Available data:
· · · · ·

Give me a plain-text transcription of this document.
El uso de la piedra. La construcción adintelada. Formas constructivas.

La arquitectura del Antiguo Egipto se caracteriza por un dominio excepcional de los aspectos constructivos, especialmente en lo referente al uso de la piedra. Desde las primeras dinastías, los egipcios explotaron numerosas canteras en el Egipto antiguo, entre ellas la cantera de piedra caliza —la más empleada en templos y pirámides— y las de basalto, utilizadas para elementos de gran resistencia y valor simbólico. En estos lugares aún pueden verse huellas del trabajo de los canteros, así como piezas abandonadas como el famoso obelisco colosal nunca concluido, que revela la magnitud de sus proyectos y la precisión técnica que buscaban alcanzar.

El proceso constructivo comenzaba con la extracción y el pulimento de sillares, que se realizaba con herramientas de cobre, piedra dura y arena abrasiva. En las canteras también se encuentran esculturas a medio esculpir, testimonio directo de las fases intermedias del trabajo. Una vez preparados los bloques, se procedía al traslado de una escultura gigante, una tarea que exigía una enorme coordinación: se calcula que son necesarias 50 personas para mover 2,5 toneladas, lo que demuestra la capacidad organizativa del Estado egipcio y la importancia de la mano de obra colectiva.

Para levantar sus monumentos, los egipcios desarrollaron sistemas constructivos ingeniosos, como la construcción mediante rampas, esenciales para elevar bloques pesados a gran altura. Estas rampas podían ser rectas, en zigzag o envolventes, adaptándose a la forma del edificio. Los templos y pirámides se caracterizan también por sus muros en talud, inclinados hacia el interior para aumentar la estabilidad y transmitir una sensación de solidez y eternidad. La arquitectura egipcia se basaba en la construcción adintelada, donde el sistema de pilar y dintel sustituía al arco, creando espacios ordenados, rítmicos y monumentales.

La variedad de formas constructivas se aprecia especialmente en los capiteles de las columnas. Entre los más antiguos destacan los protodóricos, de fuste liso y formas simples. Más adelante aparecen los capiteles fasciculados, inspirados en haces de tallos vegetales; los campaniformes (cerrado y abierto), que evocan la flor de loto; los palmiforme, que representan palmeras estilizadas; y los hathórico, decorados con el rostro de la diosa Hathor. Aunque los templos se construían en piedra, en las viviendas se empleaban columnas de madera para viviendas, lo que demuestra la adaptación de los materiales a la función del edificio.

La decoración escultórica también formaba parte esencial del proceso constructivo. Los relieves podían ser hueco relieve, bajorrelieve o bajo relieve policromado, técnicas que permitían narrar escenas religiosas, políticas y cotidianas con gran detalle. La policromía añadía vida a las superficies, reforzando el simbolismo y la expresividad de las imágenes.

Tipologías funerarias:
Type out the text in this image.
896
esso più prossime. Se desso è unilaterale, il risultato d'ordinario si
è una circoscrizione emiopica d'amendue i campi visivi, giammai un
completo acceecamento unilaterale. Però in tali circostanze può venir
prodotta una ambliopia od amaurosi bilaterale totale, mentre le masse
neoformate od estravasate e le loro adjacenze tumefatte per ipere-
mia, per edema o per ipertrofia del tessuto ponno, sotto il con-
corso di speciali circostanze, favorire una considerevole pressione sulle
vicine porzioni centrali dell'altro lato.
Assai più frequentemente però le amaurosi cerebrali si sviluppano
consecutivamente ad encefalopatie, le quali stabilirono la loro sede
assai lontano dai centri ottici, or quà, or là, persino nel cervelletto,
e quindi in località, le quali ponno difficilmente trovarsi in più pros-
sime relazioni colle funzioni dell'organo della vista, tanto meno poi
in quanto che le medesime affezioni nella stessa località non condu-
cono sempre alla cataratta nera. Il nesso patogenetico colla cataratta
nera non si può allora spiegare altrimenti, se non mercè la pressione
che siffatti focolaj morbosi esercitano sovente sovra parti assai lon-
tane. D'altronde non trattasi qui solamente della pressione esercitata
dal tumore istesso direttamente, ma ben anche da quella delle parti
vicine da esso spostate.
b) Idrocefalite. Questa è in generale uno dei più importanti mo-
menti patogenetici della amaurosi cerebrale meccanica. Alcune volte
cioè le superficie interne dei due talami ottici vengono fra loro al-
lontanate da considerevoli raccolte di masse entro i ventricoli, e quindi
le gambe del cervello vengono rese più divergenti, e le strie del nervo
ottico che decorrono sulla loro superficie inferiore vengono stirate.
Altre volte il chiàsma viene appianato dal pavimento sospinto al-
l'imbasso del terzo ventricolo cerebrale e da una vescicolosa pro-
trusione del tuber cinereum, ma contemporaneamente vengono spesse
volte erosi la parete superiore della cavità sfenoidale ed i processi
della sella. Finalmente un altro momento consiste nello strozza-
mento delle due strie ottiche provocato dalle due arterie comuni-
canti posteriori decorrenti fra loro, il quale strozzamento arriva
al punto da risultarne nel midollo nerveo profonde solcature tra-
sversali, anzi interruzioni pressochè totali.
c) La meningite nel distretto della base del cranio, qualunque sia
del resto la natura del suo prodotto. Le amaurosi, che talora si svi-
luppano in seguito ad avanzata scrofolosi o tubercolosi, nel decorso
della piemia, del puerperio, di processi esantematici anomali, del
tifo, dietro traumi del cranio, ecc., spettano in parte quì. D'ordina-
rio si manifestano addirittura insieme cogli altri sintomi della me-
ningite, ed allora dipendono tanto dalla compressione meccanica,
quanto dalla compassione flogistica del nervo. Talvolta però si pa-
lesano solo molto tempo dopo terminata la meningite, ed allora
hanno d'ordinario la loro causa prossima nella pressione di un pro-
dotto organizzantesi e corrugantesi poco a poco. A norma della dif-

· · · · ·

Aim of the task:
Would you print all of the material above exactly as written?

Worked solution:
Give me a plain-text transcription of this document.
El uso de la piedra. La construcción adintelada. Formas constructivas.

La arquitectura del Antiguo Egipto se caracteriza por un dominio excepcional de los aspectos constructivos, especialmente en lo referente al uso de la piedra. Desde las primeras dinastías, los egipcios explotaron numerosas canteras en el Egipto antiguo, entre ellas la cantera de piedra caliza —la más empleada en templos y pirámides— y las de basalto, utilizadas para elementos de gran resistencia y valor simbólico. En estos lugares aún pueden verse huellas del trabajo de los canteros, así como piezas abandonadas como el famoso obelisco colosal nunca concluido, que revela la magnitud de sus proyectos y la precisión técnica que buscaban alcanzar.

El proceso constructivo comenzaba con la extracción y el pulimento de sillares, que se realizaba con herramientas de cobre, piedra dura y arena abrasiva. En las canteras también se encuentran esculturas a medio esculpir, testimonio directo de las fases intermedias del trabajo. Una vez preparados los bloques, se procedía al traslado de una escultura gigante, una tarea que exigía una enorme coordinación: se calcula que son necesarias 50 personas para mover 2,5 toneladas, lo que demuestra la capacidad organizativa del Estado egipcio y la importancia de la mano de obra colectiva.

Para levantar sus monumentos, los egipcios desarrollaron sistemas constructivos ingeniosos, como la construcción mediante rampas, esenciales para elevar bloques pesados a gran altura. Estas rampas podían ser rectas, en zigzag o envolventes, adaptándose a la forma del edificio. Los templos y pirámides se caracterizan también por sus muros en talud, inclinados hacia el interior para aumentar la estabilidad y transmitir una sensación de solidez y eternidad. La arquitectura egipcia se basaba en la construcción adintelada, donde el sistema de pilar y dintel sustituía al arco, creando espacios ordenados, rítmicos y monumentales.

La variedad de formas constructivas se aprecia especialmente en los capiteles de las columnas. Entre los más antiguos destacan los protodóricos, de fuste liso y formas simples. Más adelante aparecen los capiteles fasciculados, inspirados en haces de tallos vegetales; los campaniformes (cerrado y abierto), que evocan la flor de loto; los palmiforme, que representan palmeras estilizadas; y los hathórico, decorados con el rostro de la diosa Hathor. Aunque los templos se construían en piedra, en las viviendas se empleaban columnas de madera para viviendas, lo que demuestra la adaptación de los materiales a la función del edificio.

La decoración escultórica también formaba parte esencial del proceso constructivo. Los relieves podían ser hueco relieve, bajorrelieve o bajo relieve policromado, técnicas que permitían narrar escenas religiosas, políticas y cotidianas con gran detalle. La policromía añadía vida a las superficies, reforzando el simbolismo y la expresividad de las imágenes.

Tipologías funerarias:
Type out the text in this image.
896
esso più prossime. Se desso è unilaterale, il risultato d'ordinario si
è una circoscrizione emiopica d'amendue i campi visivi, giammai un
completo acceecamento unilaterale. Però in tali circostanze può venir
prodotta una ambliopia od amaurosi bilaterale totale, mentre le masse
neoformate od estravasate e le loro adjacenze tumefatte per ipere-
mia, per edema o per ipertrofia del tessuto ponno, sotto il con-
corso di speciali circostanze, favorire una considerevole pressione sulle
vicine porzioni centrali dell'altro lato.
Assai più frequentemente però le amaurosi cerebrali si sviluppano
consecutivamente ad encefalopatie, le quali stabilirono la loro sede
assai lontano dai centri ottici, or quà, or là, persino nel cervelletto,
e quindi in località, le quali ponno difficilmente trovarsi in più pros-
sime relazioni colle funzioni dell'organo della vista, tanto meno poi
in quanto che le medesime affezioni nella stessa località non condu-
cono sempre alla cataratta nera. Il nesso patogenetico colla cataratta
nera non si può allora spiegare altrimenti, se non mercè la pressione
che siffatti focolaj morbosi esercitano sovente sovra parti assai lon-
tane. D'altronde non trattasi qui solamente della pressione esercitata
dal tumore istesso direttamente, ma ben anche da quella delle parti
vicine da esso spostate.
b) Idrocefalite. Questa è in generale uno dei più importanti mo-
menti patogenetici della amaurosi cerebrale meccanica. Alcune volte
cioè le superficie interne dei due talami ottici vengono fra loro al-
lontanate da considerevoli raccolte di masse entro i ventricoli, e quindi
le gambe del cervello vengono rese più divergenti, e le strie del nervo
ottico che decorrono sulla loro superficie inferiore vengono stirate.
Altre volte il chiàsma viene appianato dal pavimento sospinto al-
l'imbasso del terzo ventricolo cerebrale e da una vescicolosa pro-
trusione del tuber cinereum, ma contemporaneamente vengono spesse
volte erosi la parete superiore della cavità sfenoidale ed i processi
della sella. Finalmente un altro momento consiste nello strozza-
mento delle due strie ottiche provocato dalle due arterie comuni-
canti posteriori decorrenti fra loro, il quale strozzamento arriva
al punto da risultarne nel midollo nerveo profonde solcature tra-
sversali, anzi interruzioni pressochè totali.
c) La meningite nel distretto della base del cranio, qualunque sia
del resto la natura del suo prodotto. Le amaurosi, che talora si svi-
luppano in seguito ad avanzata scrofolosi o tubercolosi, nel decorso
della piemia, del puerperio, di processi esantematici anomali, del
tifo, dietro traumi del cranio, ecc., spettano in parte quì. D'ordina-
rio si manifestano addirittura insieme cogli altri sintomi della me-
ningite, ed allora dipendono tanto dalla compressione meccanica,
quanto dalla compassione flogistica del nervo. Talvolta però si pa-
lesano solo molto tempo dopo terminata la meningite, ed allora
hanno d'ordinario la loro causa prossima nella pressione di un pro-
dotto organizzantesi e corrugantesi poco a poco. A norma della dif-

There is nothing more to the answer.